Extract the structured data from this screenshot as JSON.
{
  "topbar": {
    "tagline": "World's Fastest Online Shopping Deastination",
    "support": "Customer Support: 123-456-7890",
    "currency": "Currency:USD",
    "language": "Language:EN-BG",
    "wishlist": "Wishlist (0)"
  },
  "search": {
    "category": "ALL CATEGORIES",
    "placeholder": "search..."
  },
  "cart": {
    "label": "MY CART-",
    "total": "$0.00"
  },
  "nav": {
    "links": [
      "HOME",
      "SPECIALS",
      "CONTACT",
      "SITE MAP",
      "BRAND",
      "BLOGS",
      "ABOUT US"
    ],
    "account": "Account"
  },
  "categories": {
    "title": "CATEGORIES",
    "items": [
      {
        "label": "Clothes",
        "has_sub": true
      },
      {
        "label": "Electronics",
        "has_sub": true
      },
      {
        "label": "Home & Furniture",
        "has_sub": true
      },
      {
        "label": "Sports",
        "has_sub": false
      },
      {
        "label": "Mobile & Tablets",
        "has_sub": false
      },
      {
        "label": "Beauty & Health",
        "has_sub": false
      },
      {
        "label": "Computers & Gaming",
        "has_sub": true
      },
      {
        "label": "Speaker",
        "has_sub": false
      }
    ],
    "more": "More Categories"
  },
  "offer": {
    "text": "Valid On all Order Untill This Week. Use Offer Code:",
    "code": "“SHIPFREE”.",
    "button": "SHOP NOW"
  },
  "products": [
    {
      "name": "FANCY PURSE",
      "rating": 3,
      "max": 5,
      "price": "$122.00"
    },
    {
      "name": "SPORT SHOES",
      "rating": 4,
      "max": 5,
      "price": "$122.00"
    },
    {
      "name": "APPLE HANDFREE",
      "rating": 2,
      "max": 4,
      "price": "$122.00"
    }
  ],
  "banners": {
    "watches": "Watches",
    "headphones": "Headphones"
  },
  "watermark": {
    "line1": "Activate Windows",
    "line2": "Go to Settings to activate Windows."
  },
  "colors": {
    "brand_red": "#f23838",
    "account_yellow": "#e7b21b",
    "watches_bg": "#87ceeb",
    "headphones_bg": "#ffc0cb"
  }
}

> _What you have to do_
Would you write down every record again, exactly?

> _Result of this exercise_
Extract the structured data from this screenshot as JSON.
{
  "topbar": {
    "tagline": "World's Fastest Online Shopping Deastination",
    "support": "Customer Support: 123-456-7890",
    "currency": "Currency:USD",
    "language": "Language:EN-BG",
    "wishlist": "Wishlist (0)"
  },
  "search": {
    "category": "ALL CATEGORIES",
    "placeholder": "search..."
  },
  "cart": {
    "label": "MY CART-",
    "total": "$0.00"
  },
  "nav": {
    "links": [
      "HOME",
      "SPECIALS",
      "CONTACT",
      "SITE MAP",
      "BRAND",
      "BLOGS",
      "ABOUT US"
    ],
    "account": "Account"
  },
  "categories": {
    "title": "CATEGORIES",
    "items": [
      {
        "label": "Clothes",
        "has_sub": true
      },
      {
        "label": "Electronics",
        "has_sub": true
      },
      {
        "label": "Home & Furniture",
        "has_sub": true
      },
      {
        "label": "Sports",
        "has_sub": false
      },
      {
        "label": "Mobile & Tablets",
        "has_sub": false
      },
      {
        "label": "Beauty & Health",
        "has_sub": false
      },
      {
        "label": "Computers & Gaming",
        "has_sub": true
      },
      {
        "label": "Speaker",
        "has_sub": false
      }
    ],
    "more": "More Categories"
  },
  "offer": {
    "text": "Valid On all Order Untill This Week. Use Offer Code:",
    "code": "“SHIPFREE”.",
    "button": "SHOP NOW"
  },
  "products": [
    {
      "name": "FANCY PURSE",
      "rating": 3,
      "max": 5,
      "price": "$122.00"
    },
    {
      "name": "SPORT SHOES",
      "rating": 4,
      "max": 5,
      "price": "$122.00"
    },
    {
      "name": "APPLE HANDFREE",
      "rating": 2,
      "max": 4,
      "price": "$122.00"
    }
  ],
  "banners": {
    "watches": "Watches",
    "headphones": "Headphones"
  },
  "watermark": {
    "line1": "Activate Windows",
    "line2": "Go to Settings to activate Windows."
  },
  "colors": {
    "brand_red": "#f23838",
    "account_yellow": "#e7b21b",
    "watches_bg": "#87ceeb",
    "headphones_bg": "#ffc0cb"
  }
}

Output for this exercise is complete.